* begin ENTRIES SUPPLIED *

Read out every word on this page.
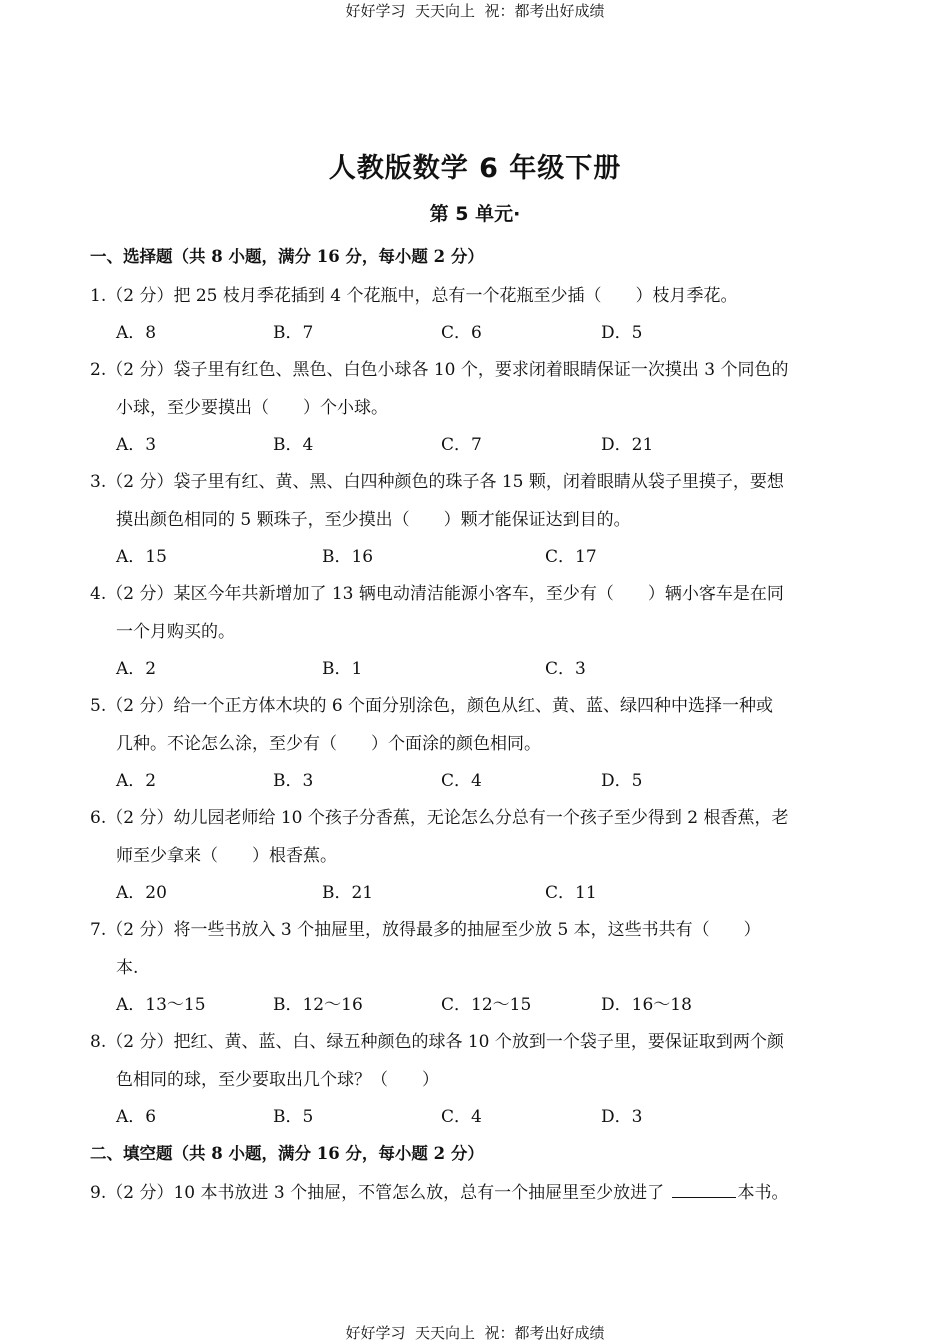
好好学习  天天向上  祝：都考出好成绩
好好学习  天天向上  祝：都考出好成绩
人教版数学 6 年级下册
第 5 单元·
一、选择题（共 8 小题，满分 16 分，每小题 2 分）
1.（2 分）把 25 枝月季花插到 4 个花瓶中，总有一个花瓶至少插（　　）枝月季花。
A．8	B．7	C．6	D．5
2.（2 分）袋子里有红色、黑色、白色小球各 10 个，要求闭着眼睛保证一次摸出 3 个同色的
小球，至少要摸出（　　）个小球。
A．3	B．4	C．7	D．21
3.（2 分）袋子里有红、黄、黑、白四种颜色的珠子各 15 颗，闭着眼睛从袋子里摸子，要想
摸出颜色相同的 5 颗珠子，至少摸出（　　）颗才能保证达到目的。
A．15	B．16	C．17
4.（2 分）某区今年共新增加了 13 辆电动清洁能源小客车，至少有（　　）辆小客车是在同
一个月购买的。
A．2	B．1	C．3
5.（2 分）给一个正方体木块的 6 个面分别涂色，颜色从红、黄、蓝、绿四种中选择一种或
几种。不论怎么涂，至少有（　　）个面涂的颜色相同。
A．2	B．3	C．4	D．5
6.（2 分）幼儿园老师给 10 个孩子分香蕉，无论怎么分总有一个孩子至少得到 2 根香蕉，老
师至少拿来（　　）根香蕉。
A．20	B．21	C．11
7.（2 分）将一些书放入 3 个抽屉里，放得最多的抽屉至少放 5 本，这些书共有（　　）
本.
A．13～15	B．12～16	C．12～15	D．16～18
8.（2 分）把红、黄、蓝、白、绿五种颜色的球各 10 个放到一个袋子里，要保证取到两个颜
色相同的球，至少要取出几个球？（　　）
A．6	B．5	C．4	D．3
二、填空题（共 8 小题，满分 16 分，每小题 2 分）
9.（2 分）10 本书放进 3 个抽屉，不管怎么放，总有一个抽屉里至少放进了	本书。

* end ENTRIES SUPPLIED *

## WHAT YOU SHOULD DO
Print out every entry above without changing a word, and leave out the pictures.

## IN RESPONSE
Read out every word on this page.
好好学习  天天向上  祝：都考出好成绩
好好学习  天天向上  祝：都考出好成绩
人教版数学 6 年级下册
第 5 单元·
一、选择题（共 8 小题，满分 16 分，每小题 2 分）
1.（2 分）把 25 枝月季花插到 4 个花瓶中，总有一个花瓶至少插（　　）枝月季花。
A．8	B．7	C．6	D．5
2.（2 分）袋子里有红色、黑色、白色小球各 10 个，要求闭着眼睛保证一次摸出 3 个同色的
小球，至少要摸出（　　）个小球。
A．3	B．4	C．7	D．21
3.（2 分）袋子里有红、黄、黑、白四种颜色的珠子各 15 颗，闭着眼睛从袋子里摸子，要想
摸出颜色相同的 5 颗珠子，至少摸出（　　）颗才能保证达到目的。
A．15	B．16	C．17
4.（2 分）某区今年共新增加了 13 辆电动清洁能源小客车，至少有（　　）辆小客车是在同
一个月购买的。
A．2	B．1	C．3
5.（2 分）给一个正方体木块的 6 个面分别涂色，颜色从红、黄、蓝、绿四种中选择一种或
几种。不论怎么涂，至少有（　　）个面涂的颜色相同。
A．2	B．3	C．4	D．5
6.（2 分）幼儿园老师给 10 个孩子分香蕉，无论怎么分总有一个孩子至少得到 2 根香蕉，老
师至少拿来（　　）根香蕉。
A．20	B．21	C．11
7.（2 分）将一些书放入 3 个抽屉里，放得最多的抽屉至少放 5 本，这些书共有（　　）
本.
A．13～15	B．12～16	C．12～15	D．16～18
8.（2 分）把红、黄、蓝、白、绿五种颜色的球各 10 个放到一个袋子里，要保证取到两个颜
色相同的球，至少要取出几个球？（　　）
A．6	B．5	C．4	D．3
二、填空题（共 8 小题，满分 16 分，每小题 2 分）
9.（2 分）10 本书放进 3 个抽屉，不管怎么放，总有一个抽屉里至少放进了	本书。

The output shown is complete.